* _Excerpted text_
We sense that Hilary is a bit “off,” and learn that she is on lithium to control bipolar disorder. She’s an emptied out loner looking for human connection, which isn’t easy in a workplace that’s a collection of oddballs with their own baggage. That also makes her easy prey for Donald’s sexual advances, which are grounded more in power than consent. Though she essentially runs The Empire, Hilary has never even seen a movie. Enter Stephen, a breath of fresh air by virtue of being the most normal person in the room. He wanted to be an architect, but he’s adrift after being rejected for college and his girlfriend. To his surprise, he likes working in the theater and becomes close with its employees. Too close to Hilary, actually, as the two embark on an unusual affair. He finds out the hard way about her fragile mental state.

 

Although The Empire might be on borrowed time, it remains a place where magic happens. It even gets an unexpected boost by scoring the Southeast England premier of Chariots of Fire. Unexpected things swirl around that as well. After all, hope was as fragile as Hilary for people on the bottom looking up in Margaret Thatcher’s England. If you need further confirmation of what happens in a society ruled by privilege-stirred anger, observe the skinhead sequences in Empire of Light. Credit goes to Sam Mendes for finding small redemptions amidst anger and injustice. Although some might find these insufficient or naive, I’ll take hope over relentless gloom. When Norman schools Stephen on how arc projectors work and explains how light at 24 frames per second tricks the eye into not seeing the black between the frames, it feels like a motto for our time. Also make note of what’s on the screen when Hilary finally enters the theater. It too is–dare I say it?–a subtle message quietly sent.

 

The film works in large part due to strong performances. Coleman has established herself as a topflight actress. Much like Cloris Leachman was in her prime and Tilda Swinton is now, Coleman has a clay-like face that she molds as the moment demands. At times she is frumpy, but when her spirit is unleashed, she makes us believe that a young man half her age could find her alluring. Ward’s role could have used more depth, but he deftly showcases his liminality as a black man in a white world, and again by toggling between disaffected, kind, or optimistic. Toby Jones also turns in an affecting turn as a doleful man whose life is in the projection booth–shades of Philippe Noiret in Cinema Paradiso–but no longer recalls exactly how or when he got that way. It’s also a departure to see Frith as a smug villain.

* _Records supplied_

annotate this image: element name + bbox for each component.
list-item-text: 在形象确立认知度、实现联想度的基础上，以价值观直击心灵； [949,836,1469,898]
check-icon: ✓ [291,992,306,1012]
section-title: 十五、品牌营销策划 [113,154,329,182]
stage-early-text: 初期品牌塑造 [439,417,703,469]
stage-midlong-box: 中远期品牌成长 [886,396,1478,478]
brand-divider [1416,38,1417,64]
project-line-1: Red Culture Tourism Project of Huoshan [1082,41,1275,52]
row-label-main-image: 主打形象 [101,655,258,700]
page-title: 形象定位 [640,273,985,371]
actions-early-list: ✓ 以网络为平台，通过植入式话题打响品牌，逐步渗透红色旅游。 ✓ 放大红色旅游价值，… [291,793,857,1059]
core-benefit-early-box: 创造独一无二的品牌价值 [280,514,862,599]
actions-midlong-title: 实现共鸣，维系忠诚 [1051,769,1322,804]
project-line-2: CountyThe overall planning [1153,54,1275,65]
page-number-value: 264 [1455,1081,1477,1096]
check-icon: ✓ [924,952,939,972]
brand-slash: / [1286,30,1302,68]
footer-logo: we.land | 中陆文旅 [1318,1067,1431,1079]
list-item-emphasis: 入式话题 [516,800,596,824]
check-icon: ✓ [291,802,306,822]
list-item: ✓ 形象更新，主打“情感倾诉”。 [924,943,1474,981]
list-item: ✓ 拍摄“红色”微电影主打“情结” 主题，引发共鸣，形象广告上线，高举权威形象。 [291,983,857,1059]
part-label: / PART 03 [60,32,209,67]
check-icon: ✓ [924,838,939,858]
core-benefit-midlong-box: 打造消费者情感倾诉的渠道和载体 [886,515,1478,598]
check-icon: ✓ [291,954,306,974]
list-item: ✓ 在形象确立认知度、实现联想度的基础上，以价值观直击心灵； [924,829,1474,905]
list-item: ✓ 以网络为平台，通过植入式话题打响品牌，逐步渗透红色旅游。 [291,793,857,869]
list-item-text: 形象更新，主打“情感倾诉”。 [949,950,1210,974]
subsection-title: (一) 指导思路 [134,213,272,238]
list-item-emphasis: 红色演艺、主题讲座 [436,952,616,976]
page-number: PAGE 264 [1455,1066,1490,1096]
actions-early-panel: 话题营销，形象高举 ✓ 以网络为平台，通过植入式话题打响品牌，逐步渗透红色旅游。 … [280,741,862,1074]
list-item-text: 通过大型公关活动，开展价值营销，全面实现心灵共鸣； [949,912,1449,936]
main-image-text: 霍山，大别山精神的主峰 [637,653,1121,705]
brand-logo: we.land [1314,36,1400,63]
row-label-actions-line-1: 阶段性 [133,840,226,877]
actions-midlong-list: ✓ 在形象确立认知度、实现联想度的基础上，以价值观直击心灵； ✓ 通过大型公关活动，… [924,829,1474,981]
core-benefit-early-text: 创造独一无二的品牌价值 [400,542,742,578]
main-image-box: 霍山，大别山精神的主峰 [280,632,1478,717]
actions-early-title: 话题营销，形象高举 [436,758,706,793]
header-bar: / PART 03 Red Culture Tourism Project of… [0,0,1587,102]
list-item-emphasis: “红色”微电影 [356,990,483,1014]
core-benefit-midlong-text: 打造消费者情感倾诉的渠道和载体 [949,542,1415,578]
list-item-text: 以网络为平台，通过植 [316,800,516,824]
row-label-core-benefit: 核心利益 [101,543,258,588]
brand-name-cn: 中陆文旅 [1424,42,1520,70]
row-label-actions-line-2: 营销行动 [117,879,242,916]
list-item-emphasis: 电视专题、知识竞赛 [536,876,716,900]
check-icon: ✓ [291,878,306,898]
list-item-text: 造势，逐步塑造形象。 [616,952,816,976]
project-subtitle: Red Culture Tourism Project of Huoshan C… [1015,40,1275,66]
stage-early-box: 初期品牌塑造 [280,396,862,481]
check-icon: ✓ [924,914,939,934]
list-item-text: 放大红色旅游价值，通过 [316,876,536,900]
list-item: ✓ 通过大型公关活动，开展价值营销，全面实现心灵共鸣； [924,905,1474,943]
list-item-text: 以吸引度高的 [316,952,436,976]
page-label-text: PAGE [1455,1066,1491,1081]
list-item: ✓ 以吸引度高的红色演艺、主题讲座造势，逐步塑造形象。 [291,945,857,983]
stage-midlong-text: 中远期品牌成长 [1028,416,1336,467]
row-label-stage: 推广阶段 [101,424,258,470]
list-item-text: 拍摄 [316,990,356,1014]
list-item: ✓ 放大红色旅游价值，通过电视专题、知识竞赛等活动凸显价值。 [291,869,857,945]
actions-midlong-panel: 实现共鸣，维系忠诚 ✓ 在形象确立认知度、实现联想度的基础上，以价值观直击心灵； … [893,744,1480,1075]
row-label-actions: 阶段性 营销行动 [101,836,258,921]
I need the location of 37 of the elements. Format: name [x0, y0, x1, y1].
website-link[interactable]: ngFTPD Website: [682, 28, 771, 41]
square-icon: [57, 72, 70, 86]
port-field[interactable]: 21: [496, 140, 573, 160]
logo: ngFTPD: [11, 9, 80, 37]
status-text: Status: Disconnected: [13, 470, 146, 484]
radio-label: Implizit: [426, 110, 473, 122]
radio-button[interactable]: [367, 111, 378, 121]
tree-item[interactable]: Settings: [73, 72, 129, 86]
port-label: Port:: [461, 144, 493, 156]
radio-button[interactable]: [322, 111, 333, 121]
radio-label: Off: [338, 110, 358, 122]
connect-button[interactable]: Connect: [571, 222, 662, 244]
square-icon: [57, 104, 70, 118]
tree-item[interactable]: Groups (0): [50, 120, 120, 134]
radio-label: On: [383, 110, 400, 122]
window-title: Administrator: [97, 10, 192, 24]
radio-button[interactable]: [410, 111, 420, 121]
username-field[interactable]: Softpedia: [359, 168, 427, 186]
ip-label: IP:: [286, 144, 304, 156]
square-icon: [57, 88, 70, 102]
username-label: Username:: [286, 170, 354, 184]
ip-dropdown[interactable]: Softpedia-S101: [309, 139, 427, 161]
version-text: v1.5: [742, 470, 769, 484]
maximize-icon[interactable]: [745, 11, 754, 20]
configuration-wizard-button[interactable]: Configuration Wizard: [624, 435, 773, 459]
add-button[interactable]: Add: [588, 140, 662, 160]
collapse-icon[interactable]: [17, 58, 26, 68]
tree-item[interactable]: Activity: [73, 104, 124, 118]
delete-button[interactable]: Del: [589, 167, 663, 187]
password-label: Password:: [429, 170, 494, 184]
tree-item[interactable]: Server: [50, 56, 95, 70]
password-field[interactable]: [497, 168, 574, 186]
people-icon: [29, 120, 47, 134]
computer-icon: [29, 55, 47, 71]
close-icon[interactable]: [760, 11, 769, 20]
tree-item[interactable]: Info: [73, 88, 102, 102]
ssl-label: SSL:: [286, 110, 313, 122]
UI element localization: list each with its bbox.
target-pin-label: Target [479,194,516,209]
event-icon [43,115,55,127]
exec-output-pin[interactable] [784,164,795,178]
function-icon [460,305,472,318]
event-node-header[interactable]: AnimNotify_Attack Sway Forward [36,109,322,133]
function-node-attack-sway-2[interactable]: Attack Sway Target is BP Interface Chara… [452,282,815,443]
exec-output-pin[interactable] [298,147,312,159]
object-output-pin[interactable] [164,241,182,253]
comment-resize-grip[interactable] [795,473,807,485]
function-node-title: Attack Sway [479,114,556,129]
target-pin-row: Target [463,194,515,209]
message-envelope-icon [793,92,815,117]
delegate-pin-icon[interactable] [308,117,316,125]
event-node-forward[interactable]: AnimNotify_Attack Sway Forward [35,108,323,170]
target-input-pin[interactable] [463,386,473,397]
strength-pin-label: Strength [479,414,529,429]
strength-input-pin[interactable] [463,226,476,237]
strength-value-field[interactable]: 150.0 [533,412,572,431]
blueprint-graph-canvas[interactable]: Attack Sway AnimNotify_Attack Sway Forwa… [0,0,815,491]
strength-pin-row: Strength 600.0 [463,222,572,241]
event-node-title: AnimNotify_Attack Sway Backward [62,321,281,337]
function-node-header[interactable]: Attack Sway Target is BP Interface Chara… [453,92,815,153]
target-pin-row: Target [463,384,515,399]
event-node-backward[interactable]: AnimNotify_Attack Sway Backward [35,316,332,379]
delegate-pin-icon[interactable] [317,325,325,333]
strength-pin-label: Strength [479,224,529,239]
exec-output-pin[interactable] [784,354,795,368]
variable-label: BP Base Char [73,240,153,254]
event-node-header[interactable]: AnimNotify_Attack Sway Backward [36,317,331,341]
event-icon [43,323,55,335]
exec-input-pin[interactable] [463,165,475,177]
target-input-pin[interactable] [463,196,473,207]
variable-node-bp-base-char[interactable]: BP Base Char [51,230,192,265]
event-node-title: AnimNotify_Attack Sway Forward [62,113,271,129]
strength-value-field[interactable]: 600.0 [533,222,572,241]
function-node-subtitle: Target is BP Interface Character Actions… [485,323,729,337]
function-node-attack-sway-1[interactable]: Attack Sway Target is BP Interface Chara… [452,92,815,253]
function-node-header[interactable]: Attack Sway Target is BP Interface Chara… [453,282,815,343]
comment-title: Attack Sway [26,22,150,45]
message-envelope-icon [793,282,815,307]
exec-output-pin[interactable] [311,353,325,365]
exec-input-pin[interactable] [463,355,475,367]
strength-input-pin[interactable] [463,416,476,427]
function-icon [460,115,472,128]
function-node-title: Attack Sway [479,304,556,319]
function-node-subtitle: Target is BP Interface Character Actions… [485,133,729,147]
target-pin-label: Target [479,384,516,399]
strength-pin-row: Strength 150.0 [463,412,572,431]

* _What this exercise asks_
1) Condense the paragraph of the Empire of Light text that begins "The film works in large part" into a bulleted list that keeps its main facts.
2) Starting from the first line of the records and ending with the line that contains "check-icon: ✓ [924,838,939,858]", write the lines out again with "page-title" swapped for "heading" and nothing else altered.
The records are unrelated to the text.

* _The replies_
1)
- Strong performances are a large part of why the film works.
- Coleman has established herself as a topflight actress. Like Cloris Leachman in her prime and Tilda Swinton now, she has a clay-like face that she molds as the moment demands. She is frumpy at times, but when her spirit is unleashed, she makes it believable that a young man half her age could find her alluring.
- Ward's role could have used more depth. Even so, he deftly shows his liminality as a black man in a white world and toggles between disaffected, kind, and optimistic.
- Toby Jones is affecting as a doleful man whose life is in the projection booth, recalling Philippe Noiret in Cinema Paradiso, and who no longer remembers how or when he got that way.
- Seeing Frith as a smug villain is a departure.

2)
annotate this image: element name + bbox for each component.
list-item-text: 在形象确立认知度、实现联想度的基础上，以价值观直击心灵； [949,836,1469,898]
check-icon: ✓ [291,992,306,1012]
section-title: 十五、品牌营销策划 [113,154,329,182]
stage-early-text: 初期品牌塑造 [439,417,703,469]
stage-midlong-box: 中远期品牌成长 [886,396,1478,478]
brand-divider [1416,38,1417,64]
project-line-1: Red Culture Tourism Project of Huoshan [1082,41,1275,52]
row-label-main-image: 主打形象 [101,655,258,700]
heading: 形象定位 [640,273,985,371]
actions-early-list: ✓ 以网络为平台，通过植入式话题打响品牌，逐步渗透红色旅游。 ✓ 放大红色旅游价值，… [291,793,857,1059]
core-benefit-early-box: 创造独一无二的品牌价值 [280,514,862,599]
actions-midlong-title: 实现共鸣，维系忠诚 [1051,769,1322,804]
project-line-2: CountyThe overall planning [1153,54,1275,65]
page-number-value: 264 [1455,1081,1477,1096]
check-icon: ✓ [924,952,939,972]
brand-slash: / [1286,30,1302,68]
footer-logo: we.land | 中陆文旅 [1318,1067,1431,1079]
list-item-emphasis: 入式话题 [516,800,596,824]
check-icon: ✓ [291,802,306,822]
list-item: ✓ 形象更新，主打“情感倾诉”。 [924,943,1474,981]
list-item: ✓ 拍摄“红色”微电影主打“情结” 主题，引发共鸣，形象广告上线，高举权威形象。 [291,983,857,1059]
part-label: / PART 03 [60,32,209,67]
check-icon: ✓ [924,838,939,858]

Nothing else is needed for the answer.